Exercise data:
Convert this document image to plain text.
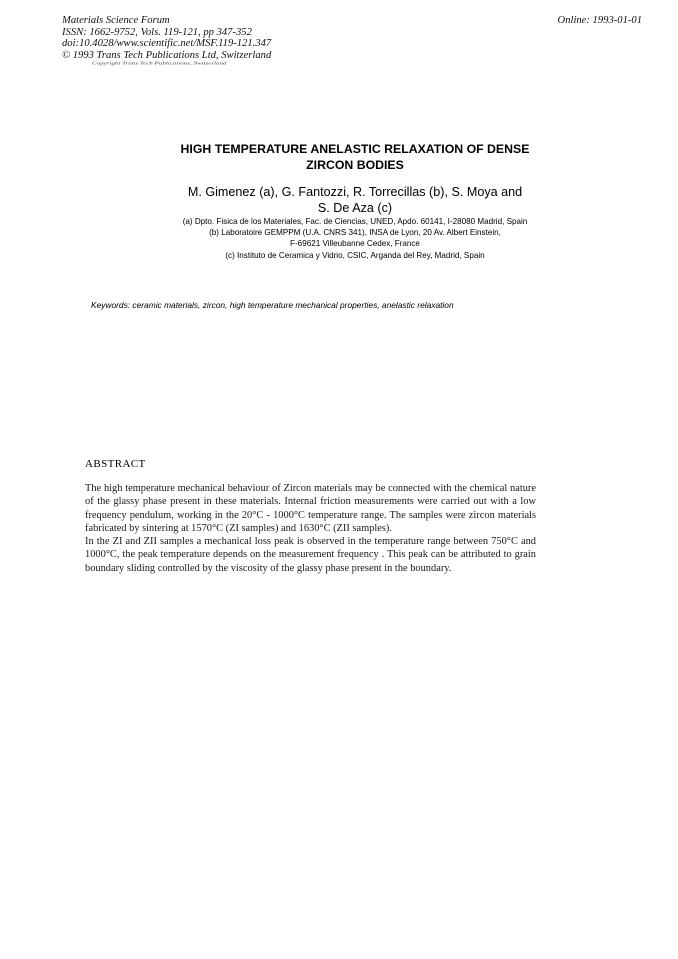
Materials Science Forum
ISSN: 1662-9752, Vols. 119-121, pp 347-352
doi:10.4028/www.scientific.net/MSF.119-121.347
© 1993 Trans Tech Publications Ltd, Switzerland
Copyright Trans Tech Publications, Switzerland
Online: 1993-01-01
HIGH TEMPERATURE ANELASTIC RELAXATION OF DENSE
ZIRCON BODIES
M. Gimenez (a), G. Fantozzi, R. Torrecillas (b), S. Moya and
S. De Aza (c)
(a) Dpto. Fisica de los Materiales, Fac. de Ciencias, UNED, Apdo. 60141, I-28080 Madrid, Spain
(b) Laboratoire GEMPPM (U.A. CNRS 341), INSA de Lyon, 20 Av. Albert Einstein,
F-69621 Villeubanne Cedex, France
(c) Instituto de Ceramica y Vidrio, CSIC, Arganda del Rey, Madrid, Spain
Keywords: ceramic materials, zircon, high temperature mechanical properties, anelastic relaxation
ABSTRACT

The high temperature mechanical behaviour of Zircon materials may be connected with the chemical nature of the glassy phase present in these materials. Internal friction measurements were carried out with a low frequency pendulum, working in the 20°C - 1000°C temperature range. The samples were zircon materials fabricated by sintering at 1570°C (ZI samples) and 1630°C (ZII samples).

In the ZI and ZII samples a mechanical loss peak is observed in the temperature range between 750°C and 1000°C, the peak temperature depends on the measurement frequency . This peak can be attributed to grain boundary sliding controlled by the viscosity of the glassy phase present in the boundary.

Problem:
Across the data above, how many lines include the word "Trans"? Give only the count.

Exercise solution:
2